# RECORD LIST

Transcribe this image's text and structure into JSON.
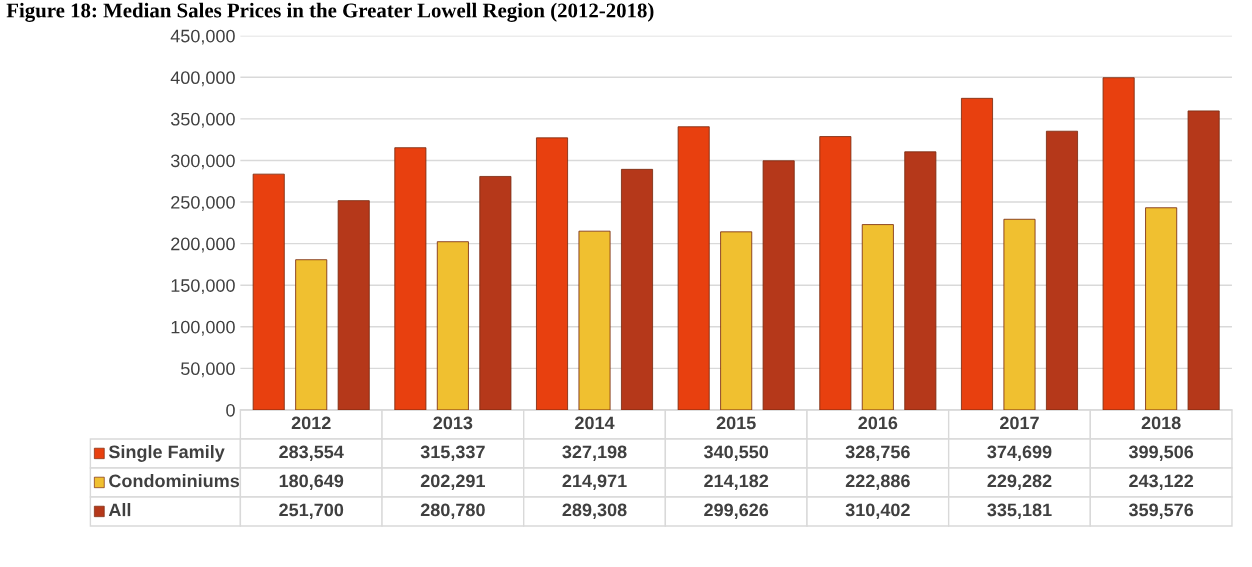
{
  "chart_data": {
    "type": "bar",
    "title": "Figure 18: Median Sales Prices in the Greater Lowell Region (2012-2018)",
    "categories": [
      "2012",
      "2013",
      "2014",
      "2015",
      "2016",
      "2017",
      "2018"
    ],
    "series": [
      {
        "name": "Single Family",
        "color": "#e8400f",
        "values": [
          283554,
          315337,
          327198,
          340550,
          328756,
          374699,
          399506
        ],
        "value_labels": [
          "283,554",
          "315,337",
          "327,198",
          "340,550",
          "328,756",
          "374,699",
          "399,506"
        ]
      },
      {
        "name": "Condominiums",
        "color": "#f0c030",
        "values": [
          180649,
          202291,
          214971,
          214182,
          222886,
          229282,
          243122
        ],
        "value_labels": [
          "180,649",
          "202,291",
          "214,971",
          "214,182",
          "222,886",
          "229,282",
          "243,122"
        ]
      },
      {
        "name": "All",
        "color": "#b5381a",
        "values": [
          251700,
          280780,
          289308,
          299626,
          310402,
          335181,
          359576
        ],
        "value_labels": [
          "251,700",
          "280,780",
          "289,308",
          "299,626",
          "310,402",
          "335,181",
          "359,576"
        ]
      }
    ],
    "ylim": [
      0,
      450000
    ],
    "yticks": [
      {
        "value": 0,
        "label": "0"
      },
      {
        "value": 50000,
        "label": "50,000"
      },
      {
        "value": 100000,
        "label": "100,000"
      },
      {
        "value": 150000,
        "label": "150,000"
      },
      {
        "value": 200000,
        "label": "200,000"
      },
      {
        "value": 250000,
        "label": "250,000"
      },
      {
        "value": 300000,
        "label": "300,000"
      },
      {
        "value": 350000,
        "label": "350,000"
      },
      {
        "value": 400000,
        "label": "400,000"
      },
      {
        "value": 450000,
        "label": "450,000"
      }
    ],
    "grid": "y",
    "legend": "left"
  }
}
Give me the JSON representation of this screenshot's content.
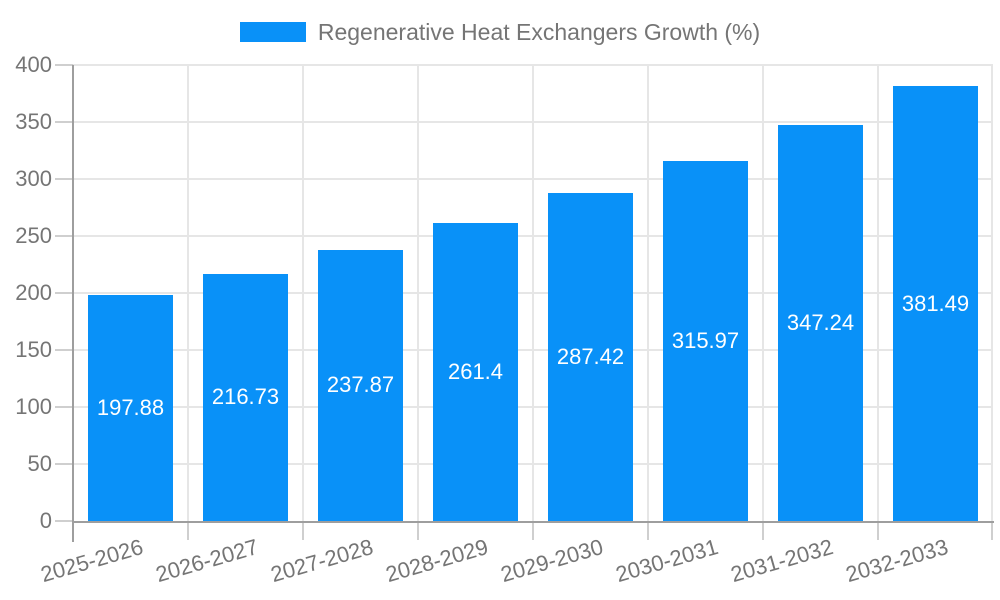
{
  "chart_data": {
    "type": "bar",
    "title": "Regenerative Heat Exchangers Growth (%)",
    "categories": [
      "2025-2026",
      "2026-2027",
      "2027-2028",
      "2028-2029",
      "2029-2030",
      "2030-2031",
      "2031-2032",
      "2032-2033"
    ],
    "values": [
      197.88,
      216.73,
      237.87,
      261.4,
      287.42,
      315.97,
      347.24,
      381.49
    ],
    "value_labels": [
      "197.88",
      "216.73",
      "237.87",
      "261.4",
      "287.42",
      "315.97",
      "347.24",
      "381.49"
    ],
    "xlabel": "",
    "ylabel": "",
    "ylim": [
      0,
      400
    ],
    "yticks": [
      0,
      50,
      100,
      150,
      200,
      250,
      300,
      350,
      400
    ],
    "grid": true,
    "legend_position": "top-center",
    "colors": {
      "bar": "#0991f8",
      "value_label_text": "#ffffff",
      "axis_text": "#757575",
      "legend_text": "#757575",
      "gridline": "#e6e6e6",
      "axis_line": "#9e9e9e",
      "tick_mark": "#cfcfcf"
    }
  }
}
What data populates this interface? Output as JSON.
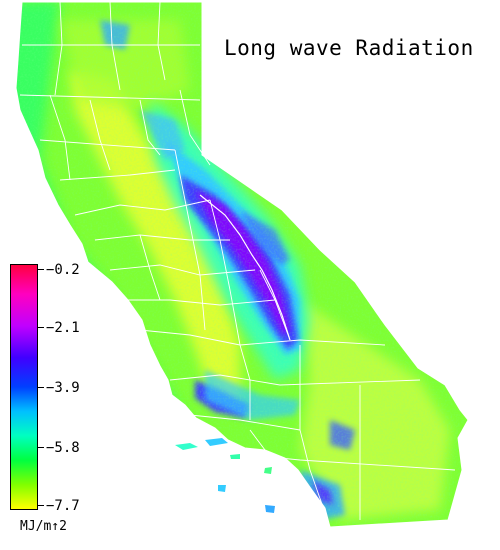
{
  "title": "Long wave Radiation",
  "legend": {
    "labels": [
      "−0.2",
      "−2.1",
      "−3.9",
      "−5.8",
      "−7.7"
    ],
    "unit": "MJ/m↑2",
    "value_max": -0.2,
    "value_min": -7.7,
    "colors": [
      "#ff0040",
      "#ff00ff",
      "#7f00ff",
      "#0000ff",
      "#00bfff",
      "#00ffbf",
      "#00ff40",
      "#7fff00",
      "#ffff00"
    ]
  },
  "palette": {
    "background": "#ffffff",
    "land_base": "#7fff33",
    "valley": "#ccff33",
    "coast": "#33ff66",
    "mountain_mid": "#33ccff",
    "mountain_high": "#5533ff",
    "peak": "#cc00ff",
    "boundary": "#ffffff"
  }
}
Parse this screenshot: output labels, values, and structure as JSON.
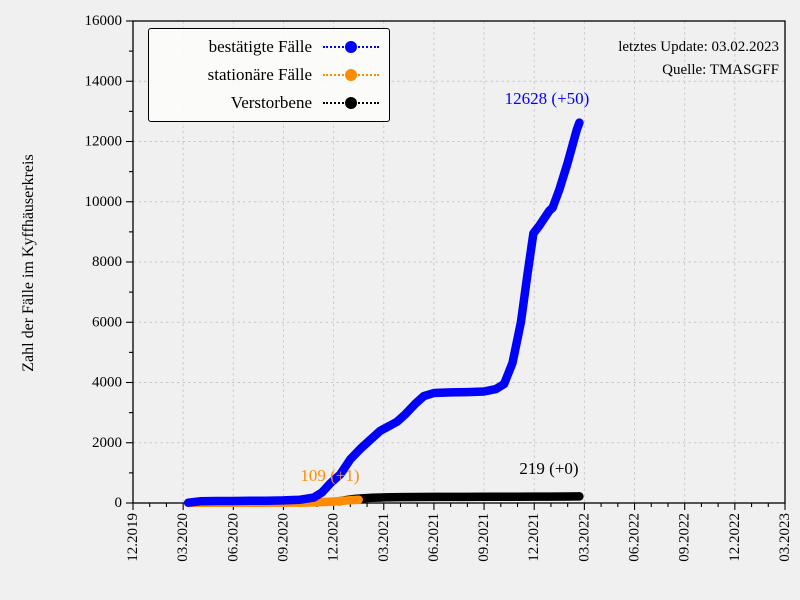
{
  "header": {
    "update_text": "letztes Update: 03.02.2023",
    "source_text": "Quelle: TMASGFF"
  },
  "chart_data": {
    "type": "line",
    "title": "",
    "xlabel": "",
    "ylabel": "Zahl der Fälle im Kyffhäuserkreis",
    "ylim": [
      0,
      16000
    ],
    "y_major_tick_step": 2000,
    "y_minor_tick_step": 1000,
    "y_tick_labels": [
      "0",
      "2000",
      "4000",
      "6000",
      "8000",
      "10000",
      "12000",
      "14000",
      "16000"
    ],
    "x_unit": "months since 12.2019",
    "xlim_months": [
      0,
      39
    ],
    "x_major_tick_step_months": 3,
    "x_minor_tick_step_months": 1,
    "x_tick_labels": [
      "12.2019",
      "03.2020",
      "06.2020",
      "09.2020",
      "12.2020",
      "03.2021",
      "06.2021",
      "09.2021",
      "12.2021",
      "03.2022",
      "06.2022",
      "09.2022",
      "12.2022",
      "03.2023"
    ],
    "grid": true,
    "grid_color": "#c7c7c7",
    "background_color": "#f0f0f0",
    "legend_position": "upper left",
    "series": [
      {
        "name": "bestätigte Fälle",
        "color": "#0000ff",
        "annotation": "12628 (+50)",
        "z": 3,
        "points": [
          [
            3.3,
            10
          ],
          [
            4,
            55
          ],
          [
            5,
            65
          ],
          [
            6,
            68
          ],
          [
            7,
            72
          ],
          [
            8,
            76
          ],
          [
            9,
            85
          ],
          [
            10,
            110
          ],
          [
            10.8,
            180
          ],
          [
            11.3,
            350
          ],
          [
            11.8,
            650
          ],
          [
            12.4,
            950
          ],
          [
            13,
            1450
          ],
          [
            13.6,
            1800
          ],
          [
            14.2,
            2100
          ],
          [
            14.8,
            2400
          ],
          [
            15.3,
            2550
          ],
          [
            15.8,
            2700
          ],
          [
            16.3,
            2950
          ],
          [
            16.9,
            3300
          ],
          [
            17.4,
            3550
          ],
          [
            18,
            3650
          ],
          [
            19,
            3670
          ],
          [
            20,
            3680
          ],
          [
            21,
            3700
          ],
          [
            21.7,
            3780
          ],
          [
            22.2,
            3950
          ],
          [
            22.7,
            4650
          ],
          [
            23.2,
            6000
          ],
          [
            23.6,
            7600
          ],
          [
            23.95,
            8950
          ],
          [
            24.3,
            9200
          ],
          [
            24.9,
            9700
          ],
          [
            25.1,
            9800
          ],
          [
            25.5,
            10400
          ],
          [
            26,
            11300
          ],
          [
            26.3,
            11900
          ],
          [
            26.55,
            12400
          ],
          [
            26.7,
            12628
          ]
        ]
      },
      {
        "name": "stationäre Fälle",
        "color": "#ff8c00",
        "annotation": "109 (+1)",
        "z": 2,
        "points": [
          [
            3.3,
            3
          ],
          [
            4,
            8
          ],
          [
            5,
            10
          ],
          [
            6,
            10
          ],
          [
            7,
            10
          ],
          [
            8,
            11
          ],
          [
            9,
            12
          ],
          [
            10,
            14
          ],
          [
            10.8,
            20
          ],
          [
            11.4,
            32
          ],
          [
            12,
            50
          ],
          [
            12.6,
            75
          ],
          [
            13.1,
            95
          ],
          [
            13.5,
            109
          ]
        ]
      },
      {
        "name": "Verstorbene",
        "color": "#000000",
        "annotation": "219 (+0)",
        "z": 1,
        "points": [
          [
            12.3,
            55
          ],
          [
            12.8,
            100
          ],
          [
            13.3,
            135
          ],
          [
            13.8,
            158
          ],
          [
            14.3,
            172
          ],
          [
            15,
            185
          ],
          [
            16,
            195
          ],
          [
            17,
            200
          ],
          [
            18,
            202
          ],
          [
            19,
            203
          ],
          [
            20,
            204
          ],
          [
            21,
            205
          ],
          [
            22,
            206
          ],
          [
            23,
            208
          ],
          [
            24,
            211
          ],
          [
            25,
            214
          ],
          [
            26,
            217
          ],
          [
            26.7,
            219
          ]
        ]
      }
    ]
  }
}
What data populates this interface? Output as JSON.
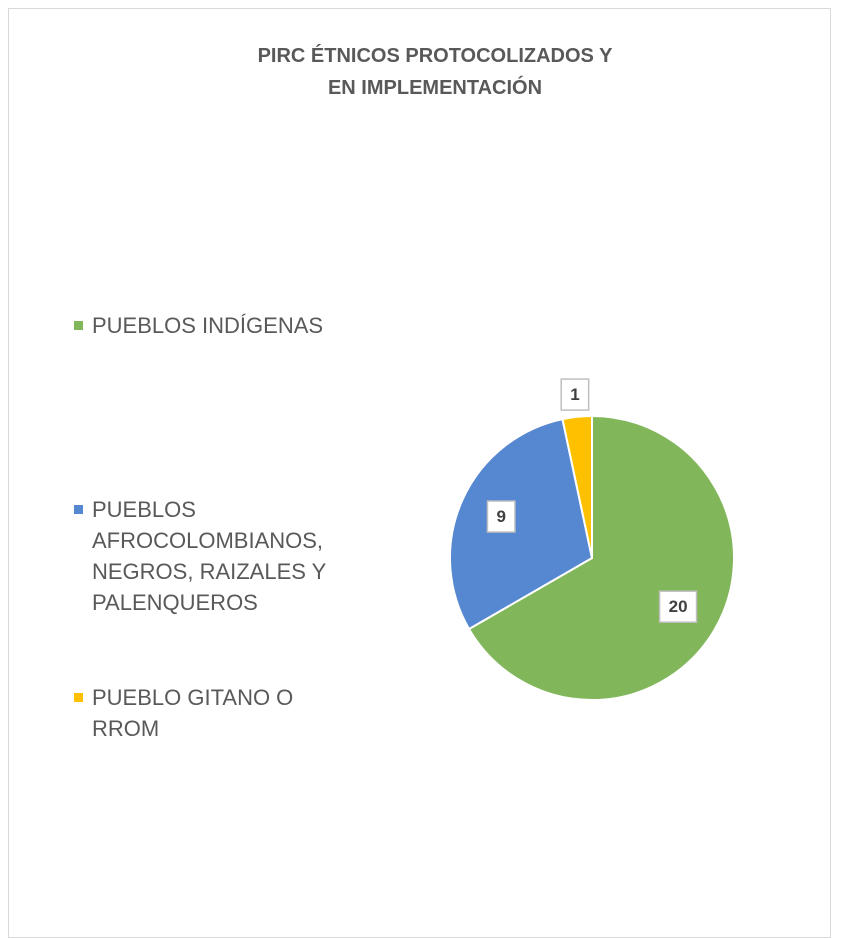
{
  "chart_data": {
    "type": "pie",
    "title": "PIRC ÉTNICOS PROTOCOLIZADOS Y EN IMPLEMENTACIÓN",
    "categories": [
      "PUEBLOS INDÍGENAS",
      "PUEBLOS AFROCOLOMBIANOS, NEGROS, RAIZALES Y PALENQUEROS",
      "PUEBLO GITANO O RROM"
    ],
    "values": [
      20,
      9,
      1
    ],
    "colors": [
      "#82b65b",
      "#5687d1",
      "#ffc000"
    ],
    "legend": "left"
  }
}
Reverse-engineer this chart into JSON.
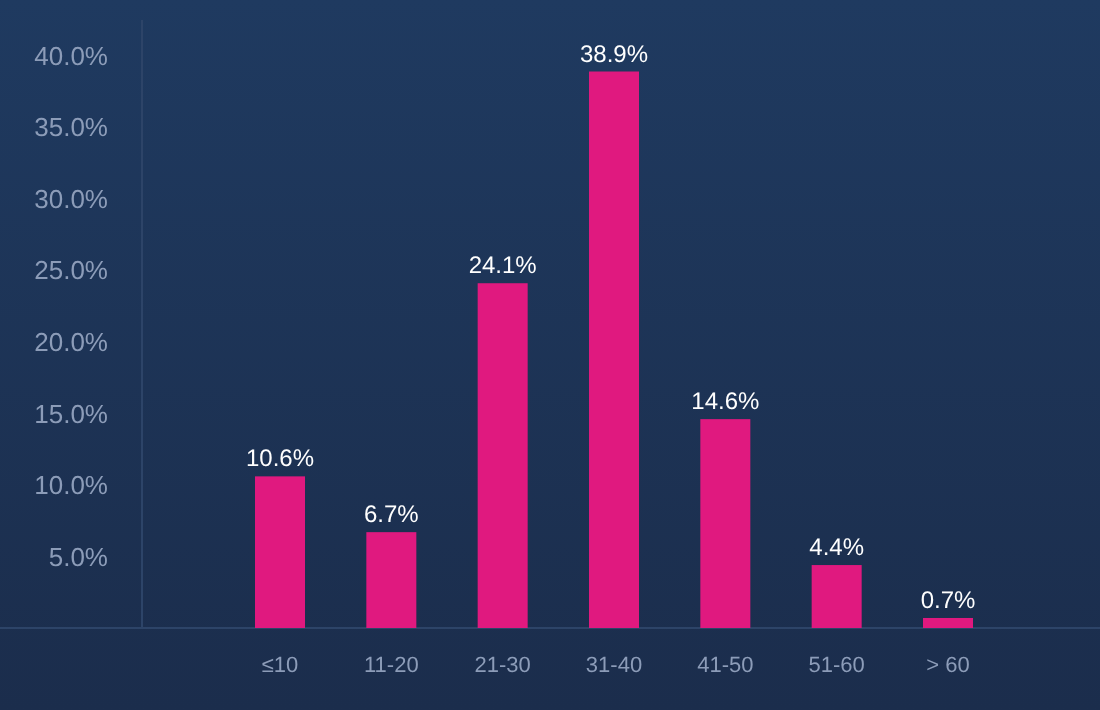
{
  "chart_data": {
    "type": "bar",
    "categories": [
      "≤10",
      "11-20",
      "21-30",
      "31-40",
      "41-50",
      "51-60",
      "> 60"
    ],
    "values": [
      10.6,
      6.7,
      24.1,
      38.9,
      14.6,
      4.4,
      0.7
    ],
    "value_labels": [
      "10.6%",
      "6.7%",
      "24.1%",
      "38.9%",
      "14.6%",
      "4.4%",
      "0.7%"
    ],
    "color": "#e0197f",
    "ylim": [
      0,
      42.5
    ],
    "yticks": [
      {
        "value": 5,
        "label": "5.0%"
      },
      {
        "value": 10,
        "label": "10.0%"
      },
      {
        "value": 15,
        "label": "15.0%"
      },
      {
        "value": 20,
        "label": "20.0%"
      },
      {
        "value": 25,
        "label": "25.0%"
      },
      {
        "value": 30,
        "label": "30.0%"
      },
      {
        "value": 35,
        "label": "35.0%"
      },
      {
        "value": 40,
        "label": "40.0%"
      }
    ],
    "grid": false
  }
}
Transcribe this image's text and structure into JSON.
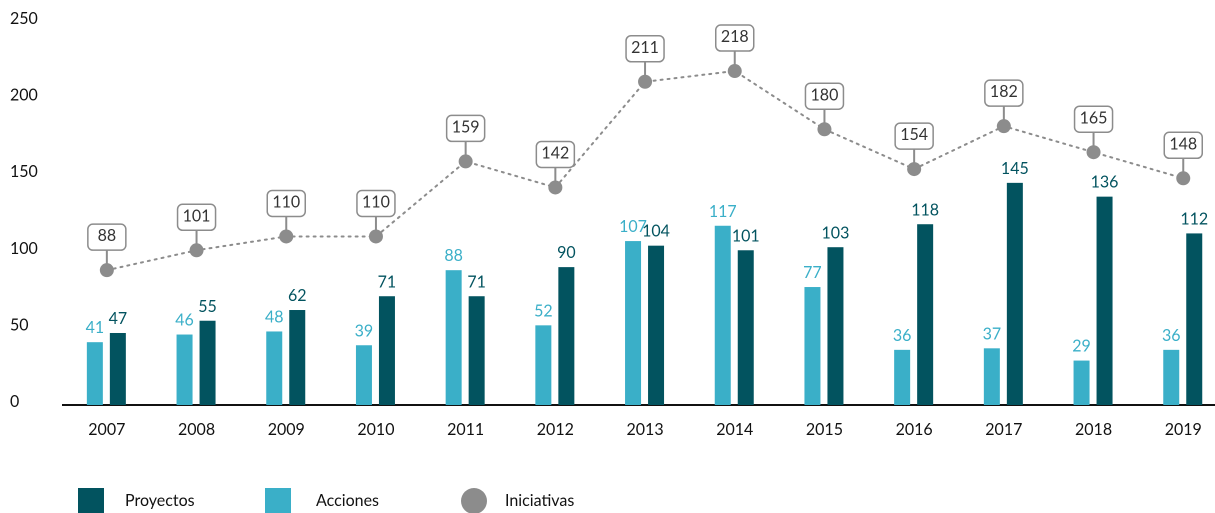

# TASK INSTRUCTIONS
Search the entries for the word "JSON", then gather every line that has it.

# RESPONSE BELOW
Transcribe this image's text and structure into JSON.
Give me the JSON representation of this screenshot's content.
What data populates this interface? Output as JSON.
Parse this screenshot: output labels, values, and structure as JSON.
What data populates this interface? Output as JSON.
Reverse-engineer this chart into JSON.
Transcribe this image's text and structure into JSON.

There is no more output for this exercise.